Task objective: In all the records, change every instance of "x-tick-label" to "x-axis-label" and give the lines again with nothing else altered. Leave the pictures out of your answer.

Records provided:
■ ■ ■

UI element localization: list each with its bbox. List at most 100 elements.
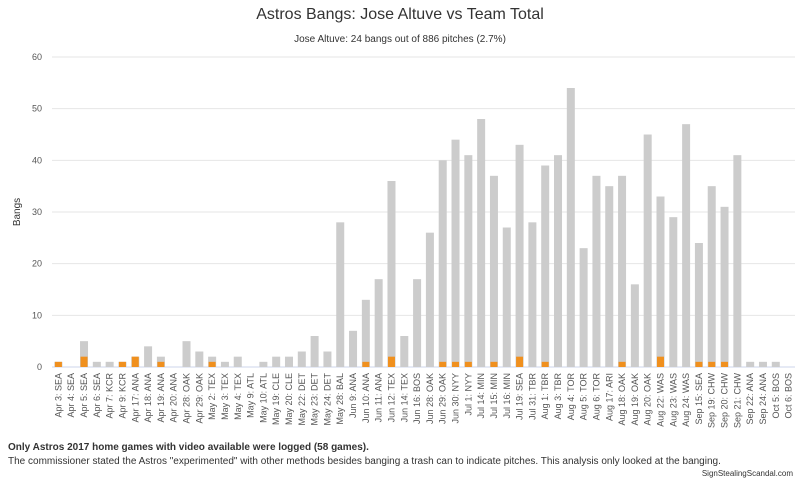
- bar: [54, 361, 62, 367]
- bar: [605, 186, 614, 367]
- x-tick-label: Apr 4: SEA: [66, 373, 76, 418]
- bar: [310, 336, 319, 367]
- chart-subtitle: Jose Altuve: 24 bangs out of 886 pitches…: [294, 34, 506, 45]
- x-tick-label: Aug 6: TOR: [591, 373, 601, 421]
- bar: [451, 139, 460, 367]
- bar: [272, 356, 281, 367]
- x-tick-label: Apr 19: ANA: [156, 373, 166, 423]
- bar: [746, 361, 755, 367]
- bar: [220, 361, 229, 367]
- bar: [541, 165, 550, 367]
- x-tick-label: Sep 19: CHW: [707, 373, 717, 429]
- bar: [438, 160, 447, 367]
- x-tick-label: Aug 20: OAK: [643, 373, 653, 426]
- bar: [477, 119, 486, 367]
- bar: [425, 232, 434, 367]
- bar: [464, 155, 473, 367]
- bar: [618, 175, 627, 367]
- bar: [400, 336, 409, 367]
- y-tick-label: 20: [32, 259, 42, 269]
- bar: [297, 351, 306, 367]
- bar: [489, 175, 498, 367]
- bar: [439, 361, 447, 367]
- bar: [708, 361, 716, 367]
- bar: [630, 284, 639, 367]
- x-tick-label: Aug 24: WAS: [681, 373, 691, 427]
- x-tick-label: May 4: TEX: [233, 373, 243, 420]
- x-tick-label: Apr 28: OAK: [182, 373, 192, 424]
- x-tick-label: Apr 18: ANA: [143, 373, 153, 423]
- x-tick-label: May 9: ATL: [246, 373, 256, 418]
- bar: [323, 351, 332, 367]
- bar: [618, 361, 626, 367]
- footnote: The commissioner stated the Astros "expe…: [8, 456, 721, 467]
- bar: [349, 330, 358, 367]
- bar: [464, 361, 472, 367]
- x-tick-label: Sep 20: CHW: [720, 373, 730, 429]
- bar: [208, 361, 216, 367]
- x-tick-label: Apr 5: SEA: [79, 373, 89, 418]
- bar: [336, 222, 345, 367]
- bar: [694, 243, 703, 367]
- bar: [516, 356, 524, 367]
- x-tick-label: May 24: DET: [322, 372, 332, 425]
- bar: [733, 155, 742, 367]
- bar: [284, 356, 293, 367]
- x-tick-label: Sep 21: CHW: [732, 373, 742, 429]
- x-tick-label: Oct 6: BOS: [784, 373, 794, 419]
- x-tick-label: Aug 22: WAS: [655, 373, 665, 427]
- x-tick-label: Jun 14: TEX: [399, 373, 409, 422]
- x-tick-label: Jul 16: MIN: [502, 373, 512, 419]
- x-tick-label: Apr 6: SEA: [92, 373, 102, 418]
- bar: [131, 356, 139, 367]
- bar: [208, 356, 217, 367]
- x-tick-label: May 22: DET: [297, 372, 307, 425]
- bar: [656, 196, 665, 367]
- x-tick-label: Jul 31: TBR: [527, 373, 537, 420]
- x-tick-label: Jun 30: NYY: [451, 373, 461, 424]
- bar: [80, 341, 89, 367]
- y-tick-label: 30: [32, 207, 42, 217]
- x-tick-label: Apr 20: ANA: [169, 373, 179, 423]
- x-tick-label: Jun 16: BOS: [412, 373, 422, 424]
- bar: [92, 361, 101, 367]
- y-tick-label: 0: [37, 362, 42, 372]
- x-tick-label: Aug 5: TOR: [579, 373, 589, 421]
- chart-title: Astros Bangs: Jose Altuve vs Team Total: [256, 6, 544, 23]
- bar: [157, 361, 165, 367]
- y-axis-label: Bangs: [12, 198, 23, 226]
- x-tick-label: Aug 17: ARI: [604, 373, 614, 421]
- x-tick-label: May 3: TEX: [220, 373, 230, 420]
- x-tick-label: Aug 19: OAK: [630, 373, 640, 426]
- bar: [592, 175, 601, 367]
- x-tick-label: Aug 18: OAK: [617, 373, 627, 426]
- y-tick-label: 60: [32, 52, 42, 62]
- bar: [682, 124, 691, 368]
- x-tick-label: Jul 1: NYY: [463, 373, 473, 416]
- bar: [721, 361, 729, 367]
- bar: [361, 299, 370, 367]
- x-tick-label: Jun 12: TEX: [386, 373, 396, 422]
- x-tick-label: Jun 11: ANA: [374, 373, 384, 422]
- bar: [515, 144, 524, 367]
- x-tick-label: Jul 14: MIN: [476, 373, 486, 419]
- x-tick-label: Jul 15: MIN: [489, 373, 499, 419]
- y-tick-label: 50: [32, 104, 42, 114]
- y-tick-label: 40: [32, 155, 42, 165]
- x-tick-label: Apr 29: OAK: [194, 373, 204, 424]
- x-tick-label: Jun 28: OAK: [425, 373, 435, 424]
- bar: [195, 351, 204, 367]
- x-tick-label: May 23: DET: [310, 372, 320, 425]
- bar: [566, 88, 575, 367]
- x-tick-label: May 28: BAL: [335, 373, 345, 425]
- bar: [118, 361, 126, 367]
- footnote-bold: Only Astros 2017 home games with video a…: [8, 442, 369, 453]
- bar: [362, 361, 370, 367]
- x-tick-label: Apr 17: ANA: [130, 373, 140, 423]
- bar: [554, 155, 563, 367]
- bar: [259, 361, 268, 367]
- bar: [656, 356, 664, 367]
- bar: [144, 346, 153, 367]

■ ■ ■

Correct answer:
UI element localization: list each with its bbox. List at most 100 elements.
- bar: [54, 361, 62, 367]
- bar: [605, 186, 614, 367]
- x-axis-label: Apr 4: SEA: [66, 373, 76, 418]
- bar: [310, 336, 319, 367]
- chart-subtitle: Jose Altuve: 24 bangs out of 886 pitches…: [294, 34, 506, 45]
- x-axis-label: Aug 6: TOR: [591, 373, 601, 421]
- bar: [451, 139, 460, 367]
- bar: [272, 356, 281, 367]
- x-axis-label: Apr 19: ANA: [156, 373, 166, 423]
- bar: [746, 361, 755, 367]
- bar: [220, 361, 229, 367]
- bar: [541, 165, 550, 367]
- x-axis-label: Sep 19: CHW: [707, 373, 717, 429]
- bar: [438, 160, 447, 367]
- x-axis-label: Aug 20: OAK: [643, 373, 653, 426]
- bar: [477, 119, 486, 367]
- bar: [425, 232, 434, 367]
- bar: [464, 155, 473, 367]
- bar: [618, 175, 627, 367]
- bar: [400, 336, 409, 367]
- y-tick-label: 20: [32, 259, 42, 269]
- bar: [297, 351, 306, 367]
- bar: [489, 175, 498, 367]
- bar: [439, 361, 447, 367]
- bar: [708, 361, 716, 367]
- bar: [630, 284, 639, 367]
- x-axis-label: Aug 24: WAS: [681, 373, 691, 427]
- x-axis-label: May 4: TEX: [233, 373, 243, 420]
- x-axis-label: Apr 28: OAK: [182, 373, 192, 424]
- x-axis-label: Apr 18: ANA: [143, 373, 153, 423]
- x-axis-label: May 9: ATL: [246, 373, 256, 418]
- bar: [323, 351, 332, 367]
- bar: [618, 361, 626, 367]
- footnote: The commissioner stated the Astros "expe…: [8, 456, 721, 467]
- bar: [349, 330, 358, 367]
- bar: [464, 361, 472, 367]
- x-axis-label: Sep 20: CHW: [720, 373, 730, 429]
- bar: [208, 361, 216, 367]
- x-axis-label: Apr 5: SEA: [79, 373, 89, 418]
- bar: [336, 222, 345, 367]
- bar: [694, 243, 703, 367]
- bar: [516, 356, 524, 367]
- x-axis-label: May 24: DET: [322, 372, 332, 425]
- bar: [733, 155, 742, 367]
- bar: [284, 356, 293, 367]
- x-axis-label: Sep 21: CHW: [732, 373, 742, 429]
- x-axis-label: Oct 6: BOS: [784, 373, 794, 419]
- x-axis-label: Aug 22: WAS: [655, 373, 665, 427]
- x-axis-label: Jun 14: TEX: [399, 373, 409, 422]
- x-axis-label: Jul 16: MIN: [502, 373, 512, 419]
- x-axis-label: Apr 6: SEA: [92, 373, 102, 418]
- bar: [131, 356, 139, 367]
- bar: [208, 356, 217, 367]
- x-axis-label: May 22: DET: [297, 372, 307, 425]
- bar: [656, 196, 665, 367]
- x-axis-label: Jul 31: TBR: [527, 373, 537, 420]
- x-axis-label: Jun 30: NYY: [451, 373, 461, 424]
- bar: [80, 341, 89, 367]
- y-tick-label: 30: [32, 207, 42, 217]
- x-axis-label: Apr 20: ANA: [169, 373, 179, 423]
- x-axis-label: Jun 16: BOS: [412, 373, 422, 424]
- bar: [92, 361, 101, 367]
- y-tick-label: 0: [37, 362, 42, 372]
- x-axis-label: Aug 5: TOR: [579, 373, 589, 421]
- chart-title: Astros Bangs: Jose Altuve vs Team Total: [256, 6, 544, 23]
- bar: [157, 361, 165, 367]
- y-axis-label: Bangs: [12, 198, 23, 226]
- x-axis-label: Aug 17: ARI: [604, 373, 614, 421]
- x-axis-label: May 3: TEX: [220, 373, 230, 420]
- x-axis-label: Aug 19: OAK: [630, 373, 640, 426]
- bar: [592, 175, 601, 367]
- x-axis-label: Aug 18: OAK: [617, 373, 627, 426]
- y-tick-label: 60: [32, 52, 42, 62]
- bar: [682, 124, 691, 368]
- x-axis-label: Jul 1: NYY: [463, 373, 473, 416]
- bar: [721, 361, 729, 367]
- bar: [361, 299, 370, 367]
- x-axis-label: Jun 12: TEX: [386, 373, 396, 422]
- x-axis-label: Jun 11: ANA: [374, 373, 384, 422]
- bar: [515, 144, 524, 367]
- x-axis-label: Jul 14: MIN: [476, 373, 486, 419]
- x-axis-label: Jul 15: MIN: [489, 373, 499, 419]
- y-tick-label: 50: [32, 104, 42, 114]
- y-tick-label: 40: [32, 155, 42, 165]
- x-axis-label: Apr 29: OAK: [194, 373, 204, 424]
- x-axis-label: Jun 28: OAK: [425, 373, 435, 424]
- bar: [195, 351, 204, 367]
- x-axis-label: May 23: DET: [310, 372, 320, 425]
- bar: [566, 88, 575, 367]
- x-axis-label: May 28: BAL: [335, 373, 345, 425]
- bar: [118, 361, 126, 367]
- footnote-bold: Only Astros 2017 home games with video a…: [8, 442, 369, 453]
- bar: [362, 361, 370, 367]
- x-axis-label: Apr 17: ANA: [130, 373, 140, 423]
- bar: [554, 155, 563, 367]
- bar: [259, 361, 268, 367]
- bar: [656, 356, 664, 367]
- bar: [144, 346, 153, 367]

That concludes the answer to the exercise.